What the task asks: Please arrange the data as a numbered list, starting at its first line and stopping after the line that contains "legend-label: Site 4", with any blank lines left out.

Element location data:
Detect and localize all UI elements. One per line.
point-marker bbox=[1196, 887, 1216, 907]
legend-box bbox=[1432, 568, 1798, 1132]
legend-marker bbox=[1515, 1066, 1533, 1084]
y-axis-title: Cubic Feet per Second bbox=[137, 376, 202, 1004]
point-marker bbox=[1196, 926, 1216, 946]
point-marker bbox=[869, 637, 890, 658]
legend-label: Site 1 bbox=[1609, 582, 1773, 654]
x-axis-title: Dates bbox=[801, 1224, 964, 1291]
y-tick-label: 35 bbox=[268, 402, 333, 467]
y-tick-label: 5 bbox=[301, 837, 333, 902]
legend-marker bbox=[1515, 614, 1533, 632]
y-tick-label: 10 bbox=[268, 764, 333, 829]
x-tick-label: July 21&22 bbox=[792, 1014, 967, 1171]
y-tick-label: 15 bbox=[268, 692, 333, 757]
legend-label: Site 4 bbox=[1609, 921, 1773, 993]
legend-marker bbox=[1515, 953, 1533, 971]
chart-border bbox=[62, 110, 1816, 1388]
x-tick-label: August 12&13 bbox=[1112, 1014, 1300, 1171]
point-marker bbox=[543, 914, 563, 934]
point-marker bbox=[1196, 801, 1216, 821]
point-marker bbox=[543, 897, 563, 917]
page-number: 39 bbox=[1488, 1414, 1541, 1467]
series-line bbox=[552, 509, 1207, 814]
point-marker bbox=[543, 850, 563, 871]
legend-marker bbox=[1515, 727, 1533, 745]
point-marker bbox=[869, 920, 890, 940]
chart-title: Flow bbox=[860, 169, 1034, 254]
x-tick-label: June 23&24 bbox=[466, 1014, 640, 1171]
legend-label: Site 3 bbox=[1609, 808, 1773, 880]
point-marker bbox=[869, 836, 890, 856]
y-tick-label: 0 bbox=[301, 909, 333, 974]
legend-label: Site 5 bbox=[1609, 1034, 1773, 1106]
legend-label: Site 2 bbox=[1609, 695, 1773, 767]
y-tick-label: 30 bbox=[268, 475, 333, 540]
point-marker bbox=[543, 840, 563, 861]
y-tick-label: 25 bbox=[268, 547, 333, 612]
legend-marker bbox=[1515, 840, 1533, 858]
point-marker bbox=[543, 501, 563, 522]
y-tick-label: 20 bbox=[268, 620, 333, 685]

Result of the exercise:
1. Detect and localize all UI elements. One per line.
2. point-marker bbox=[1196, 887, 1216, 907]
3. legend-box bbox=[1432, 568, 1798, 1132]
4. legend-marker bbox=[1515, 1066, 1533, 1084]
5. y-axis-title: Cubic Feet per Second bbox=[137, 376, 202, 1004]
6. point-marker bbox=[1196, 926, 1216, 946]
7. point-marker bbox=[869, 637, 890, 658]
8. legend-label: Site 1 bbox=[1609, 582, 1773, 654]
9. x-axis-title: Dates bbox=[801, 1224, 964, 1291]
10. y-tick-label: 35 bbox=[268, 402, 333, 467]
11. y-tick-label: 5 bbox=[301, 837, 333, 902]
12. legend-marker bbox=[1515, 614, 1533, 632]
13. y-tick-label: 10 bbox=[268, 764, 333, 829]
14. x-tick-label: July 21&22 bbox=[792, 1014, 967, 1171]
15. y-tick-label: 15 bbox=[268, 692, 333, 757]
16. legend-label: Site 4 bbox=[1609, 921, 1773, 993]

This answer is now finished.